# Start of INFORMATION PROVIDED
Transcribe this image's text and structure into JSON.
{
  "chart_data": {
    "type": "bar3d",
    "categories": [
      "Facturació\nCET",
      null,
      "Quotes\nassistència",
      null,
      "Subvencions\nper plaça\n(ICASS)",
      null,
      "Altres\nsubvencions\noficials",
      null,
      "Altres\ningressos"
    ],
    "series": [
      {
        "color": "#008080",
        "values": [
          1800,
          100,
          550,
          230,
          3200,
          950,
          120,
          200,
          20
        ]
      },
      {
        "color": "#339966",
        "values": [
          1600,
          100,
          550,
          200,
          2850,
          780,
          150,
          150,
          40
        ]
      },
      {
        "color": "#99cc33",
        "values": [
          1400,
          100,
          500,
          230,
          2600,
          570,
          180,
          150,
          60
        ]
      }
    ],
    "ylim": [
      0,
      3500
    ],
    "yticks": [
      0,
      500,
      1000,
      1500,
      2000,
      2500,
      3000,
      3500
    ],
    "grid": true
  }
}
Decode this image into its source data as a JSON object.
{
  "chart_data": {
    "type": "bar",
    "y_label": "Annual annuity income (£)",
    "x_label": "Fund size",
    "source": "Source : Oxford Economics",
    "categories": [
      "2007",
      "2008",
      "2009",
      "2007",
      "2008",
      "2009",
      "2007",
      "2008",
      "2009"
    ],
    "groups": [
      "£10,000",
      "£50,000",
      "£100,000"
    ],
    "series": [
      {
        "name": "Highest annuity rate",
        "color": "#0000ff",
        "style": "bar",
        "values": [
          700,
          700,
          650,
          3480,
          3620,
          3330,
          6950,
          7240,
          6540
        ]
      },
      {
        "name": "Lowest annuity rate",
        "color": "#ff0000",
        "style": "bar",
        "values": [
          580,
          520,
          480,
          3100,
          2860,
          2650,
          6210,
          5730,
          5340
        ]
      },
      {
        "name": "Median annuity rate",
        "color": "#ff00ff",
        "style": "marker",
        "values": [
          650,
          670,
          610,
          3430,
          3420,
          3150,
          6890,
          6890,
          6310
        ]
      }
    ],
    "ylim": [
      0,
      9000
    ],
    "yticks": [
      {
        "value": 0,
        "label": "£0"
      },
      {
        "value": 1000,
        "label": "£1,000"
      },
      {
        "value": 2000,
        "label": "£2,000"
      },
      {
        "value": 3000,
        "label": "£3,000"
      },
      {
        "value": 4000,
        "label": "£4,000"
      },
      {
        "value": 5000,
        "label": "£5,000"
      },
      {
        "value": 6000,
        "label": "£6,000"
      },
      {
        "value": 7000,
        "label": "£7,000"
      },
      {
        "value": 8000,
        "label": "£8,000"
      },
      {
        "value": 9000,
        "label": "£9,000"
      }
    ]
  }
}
# End of INFORMATION PROVIDED
▶ **OBJECTIVE**: Extract each line of the listing above, copying it word for word.

▶ **WORKED ANSWER**:
Transcribe this image's text and structure into JSON.
{
  "chart_data": {
    "type": "bar3d",
    "categories": [
      "Facturació\nCET",
      null,
      "Quotes\nassistència",
      null,
      "Subvencions\nper plaça\n(ICASS)",
      null,
      "Altres\nsubvencions\noficials",
      null,
      "Altres\ningressos"
    ],
    "series": [
      {
        "color": "#008080",
        "values": [
          1800,
          100,
          550,
          230,
          3200,
          950,
          120,
          200,
          20
        ]
      },
      {
        "color": "#339966",
        "values": [
          1600,
          100,
          550,
          200,
          2850,
          780,
          150,
          150,
          40
        ]
      },
      {
        "color": "#99cc33",
        "values": [
          1400,
          100,
          500,
          230,
          2600,
          570,
          180,
          150,
          60
        ]
      }
    ],
    "ylim": [
      0,
      3500
    ],
    "yticks": [
      0,
      500,
      1000,
      1500,
      2000,
      2500,
      3000,
      3500
    ],
    "grid": true
  }
}
Decode this image into its source data as a JSON object.
{
  "chart_data": {
    "type": "bar",
    "y_label": "Annual annuity income (£)",
    "x_label": "Fund size",
    "source": "Source : Oxford Economics",
    "categories": [
      "2007",
      "2008",
      "2009",
      "2007",
      "2008",
      "2009",
      "2007",
      "2008",
      "2009"
    ],
    "groups": [
      "£10,000",
      "£50,000",
      "£100,000"
    ],
    "series": [
      {
        "name": "Highest annuity rate",
        "color": "#0000ff",
        "style": "bar",
        "values": [
          700,
          700,
          650,
          3480,
          3620,
          3330,
          6950,
          7240,
          6540
        ]
      },
      {
        "name": "Lowest annuity rate",
        "color": "#ff0000",
        "style": "bar",
        "values": [
          580,
          520,
          480,
          3100,
          2860,
          2650,
          6210,
          5730,
          5340
        ]
      },
      {
        "name": "Median annuity rate",
        "color": "#ff00ff",
        "style": "marker",
        "values": [
          650,
          670,
          610,
          3430,
          3420,
          3150,
          6890,
          6890,
          6310
        ]
      }
    ],
    "ylim": [
      0,
      9000
    ],
    "yticks": [
      {
        "value": 0,
        "label": "£0"
      },
      {
        "value": 1000,
        "label": "£1,000"
      },
      {
        "value": 2000,
        "label": "£2,000"
      },
      {
        "value": 3000,
        "label": "£3,000"
      },
      {
        "value": 4000,
        "label": "£4,000"
      },
      {
        "value": 5000,
        "label": "£5,000"
      },
      {
        "value": 6000,
        "label": "£6,000"
      },
      {
        "value": 7000,
        "label": "£7,000"
      },
      {
        "value": 8000,
        "label": "£8,000"
      },
      {
        "value": 9000,
        "label": "£9,000"
      }
    ]
  }
}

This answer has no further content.